*What is asked:* Below is a listing to transcribe in full and exactly; keep the pictures out.

*Provided material:*
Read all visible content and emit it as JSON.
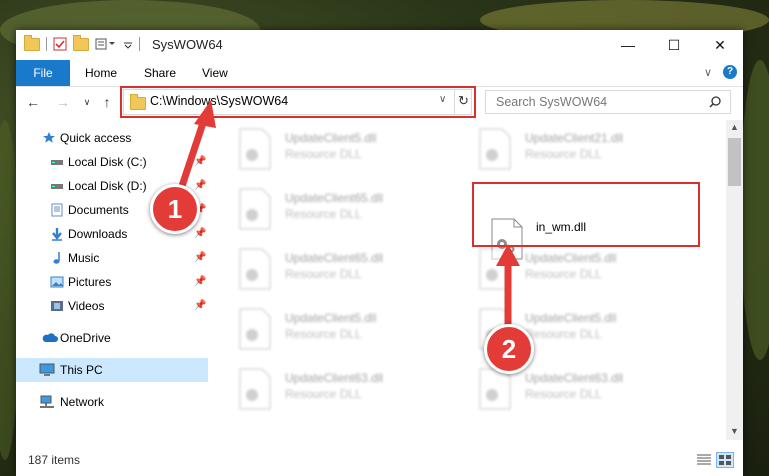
{
  "window": {
    "title": "SysWOW64"
  },
  "ribbon": {
    "tabs": [
      "File",
      "Home",
      "Share",
      "View"
    ]
  },
  "address": {
    "path": "C:\\Windows\\SysWOW64"
  },
  "search": {
    "placeholder": "Search SysWOW64"
  },
  "sidebar": {
    "items": [
      {
        "label": "Quick access",
        "icon": "star-icon"
      },
      {
        "label": "Local Disk (C:)",
        "icon": "drive-icon",
        "pinned": true
      },
      {
        "label": "Local Disk (D:)",
        "icon": "drive-icon",
        "pinned": true
      },
      {
        "label": "Documents",
        "icon": "documents-icon",
        "pinned": true
      },
      {
        "label": "Downloads",
        "icon": "download-arrow-icon",
        "pinned": true
      },
      {
        "label": "Music",
        "icon": "music-note-icon",
        "pinned": true
      },
      {
        "label": "Pictures",
        "icon": "pictures-icon",
        "pinned": true
      },
      {
        "label": "Videos",
        "icon": "film-icon",
        "pinned": true
      },
      {
        "label": "OneDrive",
        "icon": "cloud-icon"
      },
      {
        "label": "This PC",
        "icon": "computer-icon",
        "selected": true
      },
      {
        "label": "Network",
        "icon": "network-icon"
      }
    ]
  },
  "files": [
    {
      "name": "UpdateClient5.dll",
      "type": "Resource DLL"
    },
    {
      "name": "UpdateClient21.dll",
      "type": "Resource DLL"
    },
    {
      "name": "UpdateClient65.dll",
      "type": "Resource DLL"
    },
    {
      "name": "in_wm.dll",
      "type": ""
    },
    {
      "name": "UpdateClient65.dll",
      "type": "Resource DLL"
    },
    {
      "name": "UpdateClient5.dll",
      "type": "Resource DLL"
    },
    {
      "name": "UpdateClient5.dll",
      "type": "Resource DLL"
    },
    {
      "name": "UpdateClient5.dll",
      "type": "Resource DLL"
    },
    {
      "name": "UpdateClient63.dll",
      "type": "Resource DLL"
    },
    {
      "name": "UpdateClient63.dll",
      "type": "Resource DLL"
    }
  ],
  "status": {
    "item_count": "187 items"
  },
  "annotations": {
    "step1": "1",
    "step2": "2"
  },
  "colors": {
    "accent": "#1979ca",
    "highlight": "#d9302c",
    "selected_bg": "#cce8ff"
  }
}
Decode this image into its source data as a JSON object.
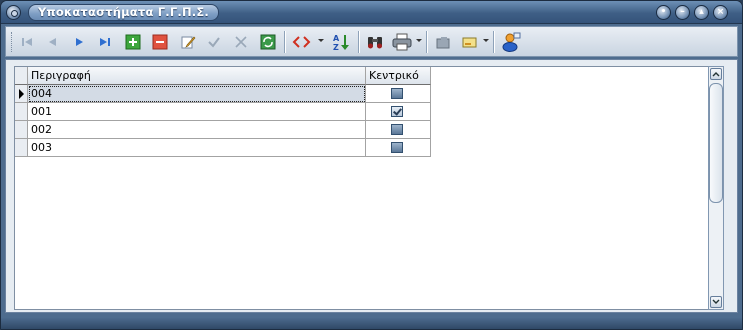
{
  "window": {
    "title": "Υποκαταστήματα Γ.Γ.Π.Σ."
  },
  "toolbar": {
    "buttons": [
      {
        "name": "first-record",
        "icon": "first-record-icon"
      },
      {
        "name": "previous-record",
        "icon": "prev-record-icon"
      },
      {
        "name": "next-record",
        "icon": "next-record-icon"
      },
      {
        "name": "last-record",
        "icon": "last-record-icon"
      },
      {
        "name": "add-record",
        "icon": "plus-icon"
      },
      {
        "name": "delete-record",
        "icon": "minus-icon"
      },
      {
        "name": "edit-record",
        "icon": "pencil-icon"
      },
      {
        "name": "post-record",
        "icon": "checkmark-icon"
      },
      {
        "name": "cancel-edit",
        "icon": "cross-icon"
      },
      {
        "name": "refresh",
        "icon": "refresh-icon"
      },
      {
        "name": "filter",
        "icon": "code-brackets-icon"
      },
      {
        "name": "sort",
        "icon": "sort-az-icon"
      },
      {
        "name": "find",
        "icon": "binoculars-icon"
      },
      {
        "name": "print",
        "icon": "printer-icon"
      },
      {
        "name": "export",
        "icon": "folder-icon"
      },
      {
        "name": "layout",
        "icon": "window-icon"
      },
      {
        "name": "user",
        "icon": "user-icon"
      }
    ]
  },
  "grid": {
    "columns": [
      "Περιγραφή",
      "Κεντρικό"
    ],
    "rows": [
      {
        "description": "004",
        "central": false
      },
      {
        "description": "001",
        "central": true
      },
      {
        "description": "002",
        "central": false
      },
      {
        "description": "003",
        "central": false
      }
    ],
    "current_row": 0
  },
  "colors": {
    "titlebar": "#3f5f86",
    "toolbar": "#d9e1ea",
    "selection": "#d3dbe5"
  }
}
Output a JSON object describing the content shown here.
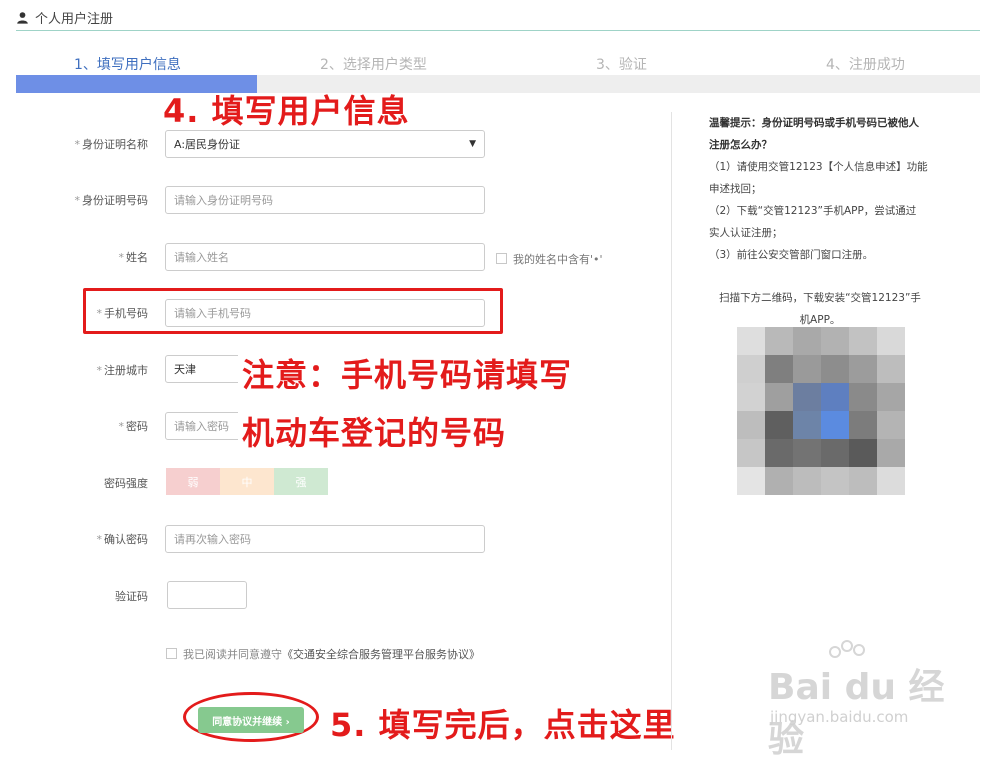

*Full answer:*
Read all visible content and emit it as JSON.
{
  "window": {
    "title": "SysWOW64"
  },
  "ribbon": {
    "tabs": [
      "File",
      "Home",
      "Share",
      "View"
    ]
  },
  "address": {
    "path": "C:\\Windows\\SysWOW64"
  },
  "search": {
    "placeholder": "Search SysWOW64"
  },
  "sidebar": {
    "items": [
      {
        "label": "Quick access",
        "icon": "star-icon"
      },
      {
        "label": "Local Disk (C:)",
        "icon": "drive-icon",
        "pinned": true
      },
      {
        "label": "Local Disk (D:)",
        "icon": "drive-icon",
        "pinned": true
      },
      {
        "label": "Documents",
        "icon": "documents-icon",
        "pinned": true
      },
      {
        "label": "Downloads",
        "icon": "download-arrow-icon",
        "pinned": true
      },
      {
        "label": "Music",
        "icon": "music-note-icon",
        "pinned": true
      },
      {
        "label": "Pictures",
        "icon": "pictures-icon",
        "pinned": true
      },
      {
        "label": "Videos",
        "icon": "film-icon",
        "pinned": true
      },
      {
        "label": "OneDrive",
        "icon": "cloud-icon"
      },
      {
        "label": "This PC",
        "icon": "computer-icon",
        "selected": true
      },
      {
        "label": "Network",
        "icon": "network-icon"
      }
    ]
  },
  "files": [
    {
      "name": "UpdateClient5.dll",
      "type": "Resource DLL"
    },
    {
      "name": "UpdateClient21.dll",
      "type": "Resource DLL"
    },
    {
      "name": "UpdateClient65.dll",
      "type": "Resource DLL"
    },
    {
      "name": "in_wm.dll",
      "type": ""
    },
    {
      "name": "UpdateClient65.dll",
      "type": "Resource DLL"
    },
    {
      "name": "UpdateClient5.dll",
      "type": "Resource DLL"
    },
    {
      "name": "UpdateClient5.dll",
      "type": "Resource DLL"
    },
    {
      "name": "UpdateClient5.dll",
      "type": "Resource DLL"
    },
    {
      "name": "UpdateClient63.dll",
      "type": "Resource DLL"
    },
    {
      "name": "UpdateClient63.dll",
      "type": "Resource DLL"
    }
  ],
  "status": {
    "item_count": "187 items"
  },
  "annotations": {
    "step1": "1",
    "step2": "2"
  },
  "colors": {
    "accent": "#1979ca",
    "highlight": "#d9302c",
    "selected_bg": "#cce8ff"
  }
}
Decode this image into its source data as a JSON object.
{
  "window": {
    "title": "Υποκαταστήματα Γ.Γ.Π.Σ."
  },
  "toolbar": {
    "buttons": [
      {
        "name": "first-record",
        "icon": "first-record-icon"
      },
      {
        "name": "previous-record",
        "icon": "prev-record-icon"
      },
      {
        "name": "next-record",
        "icon": "next-record-icon"
      },
      {
        "name": "last-record",
        "icon": "last-record-icon"
      },
      {
        "name": "add-record",
        "icon": "plus-icon"
      },
      {
        "name": "delete-record",
        "icon": "minus-icon"
      },
      {
        "name": "edit-record",
        "icon": "pencil-icon"
      },
      {
        "name": "post-record",
        "icon": "checkmark-icon"
      },
      {
        "name": "cancel-edit",
        "icon": "cross-icon"
      },
      {
        "name": "refresh",
        "icon": "refresh-icon"
      },
      {
        "name": "filter",
        "icon": "code-brackets-icon"
      },
      {
        "name": "sort",
        "icon": "sort-az-icon"
      },
      {
        "name": "find",
        "icon": "binoculars-icon"
      },
      {
        "name": "print",
        "icon": "printer-icon"
      },
      {
        "name": "export",
        "icon": "folder-icon"
      },
      {
        "name": "layout",
        "icon": "window-icon"
      },
      {
        "name": "user",
        "icon": "user-icon"
      }
    ]
  },
  "grid": {
    "columns": [
      "Περιγραφή",
      "Κεντρικό"
    ],
    "rows": [
      {
        "description": "004",
        "central": false
      },
      {
        "description": "001",
        "central": true
      },
      {
        "description": "002",
        "central": false
      },
      {
        "description": "003",
        "central": false
      }
    ],
    "current_row": 0
  },
  "colors": {
    "titlebar": "#3f5f86",
    "toolbar": "#d9e1ea",
    "selection": "#d3dbe5"
  }
}
Output a JSON object describing the content shown here.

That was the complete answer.